● **Instructions for the task**: Go through the records underneath and write each one out again exactly.

● **Items listed in a dataset**:
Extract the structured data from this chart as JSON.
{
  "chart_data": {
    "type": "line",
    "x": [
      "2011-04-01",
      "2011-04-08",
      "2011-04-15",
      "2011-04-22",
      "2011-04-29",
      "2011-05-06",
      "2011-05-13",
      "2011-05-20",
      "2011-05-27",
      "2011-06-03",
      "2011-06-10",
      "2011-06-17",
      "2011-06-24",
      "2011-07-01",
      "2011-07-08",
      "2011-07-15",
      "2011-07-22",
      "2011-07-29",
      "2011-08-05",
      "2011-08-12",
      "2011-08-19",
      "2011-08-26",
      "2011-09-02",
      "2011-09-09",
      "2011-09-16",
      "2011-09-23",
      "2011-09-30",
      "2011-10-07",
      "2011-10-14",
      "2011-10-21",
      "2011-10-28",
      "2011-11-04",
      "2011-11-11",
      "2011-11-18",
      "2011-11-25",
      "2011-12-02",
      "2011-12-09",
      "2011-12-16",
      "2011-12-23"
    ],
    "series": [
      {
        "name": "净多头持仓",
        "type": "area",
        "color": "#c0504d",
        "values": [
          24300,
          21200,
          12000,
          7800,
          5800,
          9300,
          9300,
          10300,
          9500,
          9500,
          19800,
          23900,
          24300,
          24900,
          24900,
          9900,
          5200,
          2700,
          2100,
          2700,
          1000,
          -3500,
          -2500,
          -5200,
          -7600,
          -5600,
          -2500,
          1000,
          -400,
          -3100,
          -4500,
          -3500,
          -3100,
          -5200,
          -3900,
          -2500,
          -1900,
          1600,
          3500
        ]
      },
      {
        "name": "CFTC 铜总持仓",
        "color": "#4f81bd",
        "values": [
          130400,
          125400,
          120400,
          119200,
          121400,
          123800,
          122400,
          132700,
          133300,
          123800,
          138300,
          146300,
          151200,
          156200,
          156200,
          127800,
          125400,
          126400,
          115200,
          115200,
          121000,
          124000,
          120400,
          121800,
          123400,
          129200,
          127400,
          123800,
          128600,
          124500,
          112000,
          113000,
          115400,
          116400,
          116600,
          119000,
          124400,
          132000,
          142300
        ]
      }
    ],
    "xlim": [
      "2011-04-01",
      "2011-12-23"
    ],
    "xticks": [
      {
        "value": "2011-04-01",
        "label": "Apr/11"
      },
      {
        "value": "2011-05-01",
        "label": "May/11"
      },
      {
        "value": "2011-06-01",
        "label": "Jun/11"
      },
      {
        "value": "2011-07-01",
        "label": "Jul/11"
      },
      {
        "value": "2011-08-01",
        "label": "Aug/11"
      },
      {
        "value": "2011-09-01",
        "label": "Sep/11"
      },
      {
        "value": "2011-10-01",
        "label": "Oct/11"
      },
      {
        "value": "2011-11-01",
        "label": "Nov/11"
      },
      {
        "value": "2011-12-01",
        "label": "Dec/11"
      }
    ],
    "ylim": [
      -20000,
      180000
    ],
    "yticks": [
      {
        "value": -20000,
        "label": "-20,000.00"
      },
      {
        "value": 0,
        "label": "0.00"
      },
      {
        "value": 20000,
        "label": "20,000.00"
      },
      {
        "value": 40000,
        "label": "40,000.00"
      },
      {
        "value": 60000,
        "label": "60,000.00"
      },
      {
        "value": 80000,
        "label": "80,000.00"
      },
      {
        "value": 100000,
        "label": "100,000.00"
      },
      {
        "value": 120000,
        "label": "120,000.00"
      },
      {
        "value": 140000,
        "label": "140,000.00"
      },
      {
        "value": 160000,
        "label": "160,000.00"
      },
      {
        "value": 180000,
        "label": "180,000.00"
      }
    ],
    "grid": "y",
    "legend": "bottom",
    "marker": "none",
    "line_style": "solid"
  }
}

● **Written answer**:
Extract the structured data from this chart as JSON.
{
  "chart_data": {
    "type": "line",
    "x": [
      "2011-04-01",
      "2011-04-08",
      "2011-04-15",
      "2011-04-22",
      "2011-04-29",
      "2011-05-06",
      "2011-05-13",
      "2011-05-20",
      "2011-05-27",
      "2011-06-03",
      "2011-06-10",
      "2011-06-17",
      "2011-06-24",
      "2011-07-01",
      "2011-07-08",
      "2011-07-15",
      "2011-07-22",
      "2011-07-29",
      "2011-08-05",
      "2011-08-12",
      "2011-08-19",
      "2011-08-26",
      "2011-09-02",
      "2011-09-09",
      "2011-09-16",
      "2011-09-23",
      "2011-09-30",
      "2011-10-07",
      "2011-10-14",
      "2011-10-21",
      "2011-10-28",
      "2011-11-04",
      "2011-11-11",
      "2011-11-18",
      "2011-11-25",
      "2011-12-02",
      "2011-12-09",
      "2011-12-16",
      "2011-12-23"
    ],
    "series": [
      {
        "name": "净多头持仓",
        "type": "area",
        "color": "#c0504d",
        "values": [
          24300,
          21200,
          12000,
          7800,
          5800,
          9300,
          9300,
          10300,
          9500,
          9500,
          19800,
          23900,
          24300,
          24900,
          24900,
          9900,
          5200,
          2700,
          2100,
          2700,
          1000,
          -3500,
          -2500,
          -5200,
          -7600,
          -5600,
          -2500,
          1000,
          -400,
          -3100,
          -4500,
          -3500,
          -3100,
          -5200,
          -3900,
          -2500,
          -1900,
          1600,
          3500
        ]
      },
      {
        "name": "CFTC 铜总持仓",
        "color": "#4f81bd",
        "values": [
          130400,
          125400,
          120400,
          119200,
          121400,
          123800,
          122400,
          132700,
          133300,
          123800,
          138300,
          146300,
          151200,
          156200,
          156200,
          127800,
          125400,
          126400,
          115200,
          115200,
          121000,
          124000,
          120400,
          121800,
          123400,
          129200,
          127400,
          123800,
          128600,
          124500,
          112000,
          113000,
          115400,
          116400,
          116600,
          119000,
          124400,
          132000,
          142300
        ]
      }
    ],
    "xlim": [
      "2011-04-01",
      "2011-12-23"
    ],
    "xticks": [
      {
        "value": "2011-04-01",
        "label": "Apr/11"
      },
      {
        "value": "2011-05-01",
        "label": "May/11"
      },
      {
        "value": "2011-06-01",
        "label": "Jun/11"
      },
      {
        "value": "2011-07-01",
        "label": "Jul/11"
      },
      {
        "value": "2011-08-01",
        "label": "Aug/11"
      },
      {
        "value": "2011-09-01",
        "label": "Sep/11"
      },
      {
        "value": "2011-10-01",
        "label": "Oct/11"
      },
      {
        "value": "2011-11-01",
        "label": "Nov/11"
      },
      {
        "value": "2011-12-01",
        "label": "Dec/11"
      }
    ],
    "ylim": [
      -20000,
      180000
    ],
    "yticks": [
      {
        "value": -20000,
        "label": "-20,000.00"
      },
      {
        "value": 0,
        "label": "0.00"
      },
      {
        "value": 20000,
        "label": "20,000.00"
      },
      {
        "value": 40000,
        "label": "40,000.00"
      },
      {
        "value": 60000,
        "label": "60,000.00"
      },
      {
        "value": 80000,
        "label": "80,000.00"
      },
      {
        "value": 100000,
        "label": "100,000.00"
      },
      {
        "value": 120000,
        "label": "120,000.00"
      },
      {
        "value": 140000,
        "label": "140,000.00"
      },
      {
        "value": 160000,
        "label": "160,000.00"
      },
      {
        "value": 180000,
        "label": "180,000.00"
      }
    ],
    "grid": "y",
    "legend": "bottom",
    "marker": "none",
    "line_style": "solid"
  }
}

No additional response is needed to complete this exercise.